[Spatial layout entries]

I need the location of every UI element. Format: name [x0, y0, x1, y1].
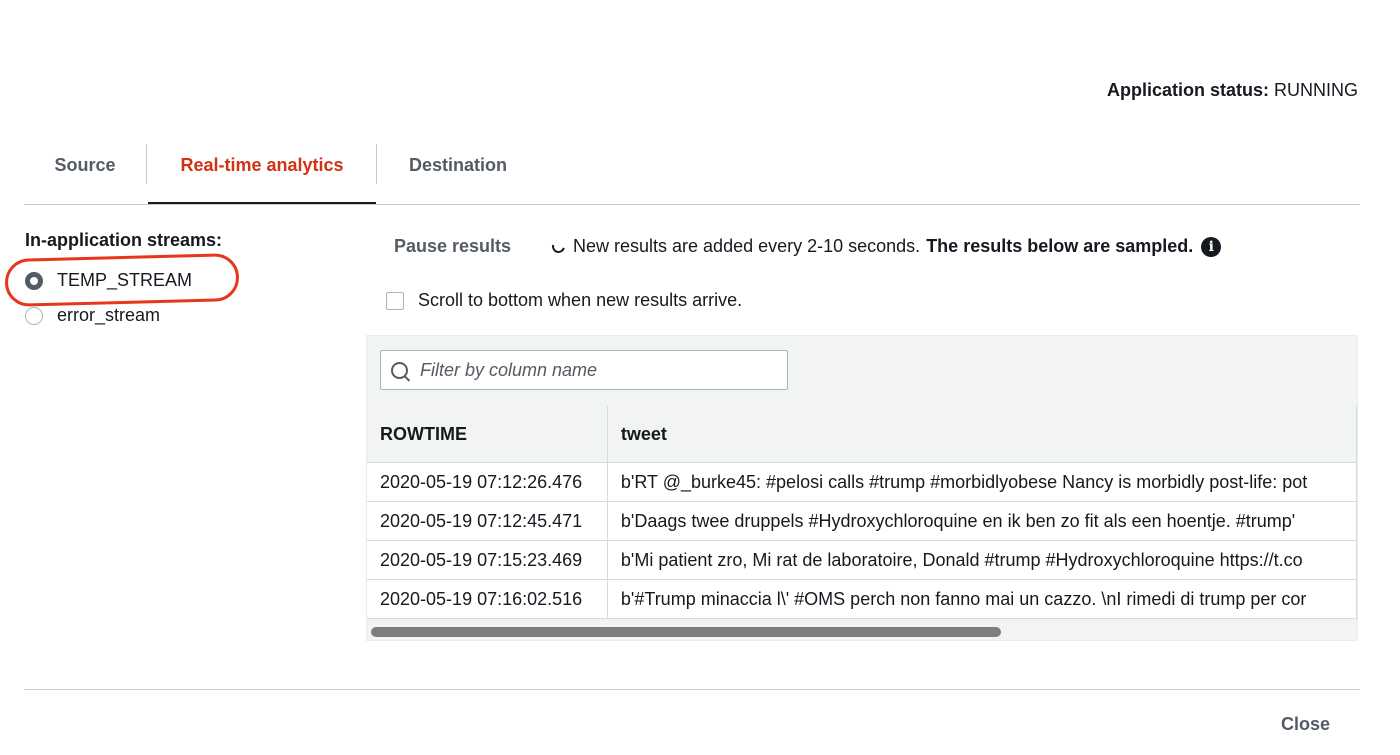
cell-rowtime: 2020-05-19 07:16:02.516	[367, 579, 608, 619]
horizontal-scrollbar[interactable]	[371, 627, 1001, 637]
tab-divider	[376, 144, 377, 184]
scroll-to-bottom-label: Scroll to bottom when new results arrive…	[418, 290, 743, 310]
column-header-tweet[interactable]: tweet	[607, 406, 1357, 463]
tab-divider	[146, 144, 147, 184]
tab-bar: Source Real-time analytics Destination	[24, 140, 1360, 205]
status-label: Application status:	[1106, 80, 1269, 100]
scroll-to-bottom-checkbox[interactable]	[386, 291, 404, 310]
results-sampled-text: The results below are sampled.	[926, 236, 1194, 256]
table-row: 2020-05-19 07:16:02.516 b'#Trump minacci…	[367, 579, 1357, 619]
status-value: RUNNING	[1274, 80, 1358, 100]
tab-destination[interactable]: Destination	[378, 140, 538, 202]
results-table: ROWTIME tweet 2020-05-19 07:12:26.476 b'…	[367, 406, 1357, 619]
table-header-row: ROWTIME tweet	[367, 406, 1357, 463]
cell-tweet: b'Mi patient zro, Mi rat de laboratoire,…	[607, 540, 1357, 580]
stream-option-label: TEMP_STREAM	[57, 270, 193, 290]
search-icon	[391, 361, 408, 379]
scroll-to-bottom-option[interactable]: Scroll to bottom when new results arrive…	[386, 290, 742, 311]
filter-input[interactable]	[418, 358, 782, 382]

TASK DETAILS:
Could you reproduce word for word everything from the line containing "579, 608, 619]" down to the line containing "140, 538, 202]", both of those lines included?

RESPONSE:
cell-rowtime: 2020-05-19 07:16:02.516	[367, 579, 608, 619]
horizontal-scrollbar[interactable]	[371, 627, 1001, 637]
tab-divider	[376, 144, 377, 184]
scroll-to-bottom-label: Scroll to bottom when new results arrive…	[418, 290, 743, 310]
column-header-tweet[interactable]: tweet	[607, 406, 1357, 463]
tab-divider	[146, 144, 147, 184]
tab-bar: Source Real-time analytics Destination	[24, 140, 1360, 205]
status-label: Application status:	[1106, 80, 1269, 100]
scroll-to-bottom-checkbox[interactable]	[386, 291, 404, 310]
results-sampled-text: The results below are sampled.	[926, 236, 1194, 256]
table-row: 2020-05-19 07:16:02.516 b'#Trump minacci…	[367, 579, 1357, 619]
status-value: RUNNING	[1274, 80, 1358, 100]
tab-destination[interactable]: Destination	[378, 140, 538, 202]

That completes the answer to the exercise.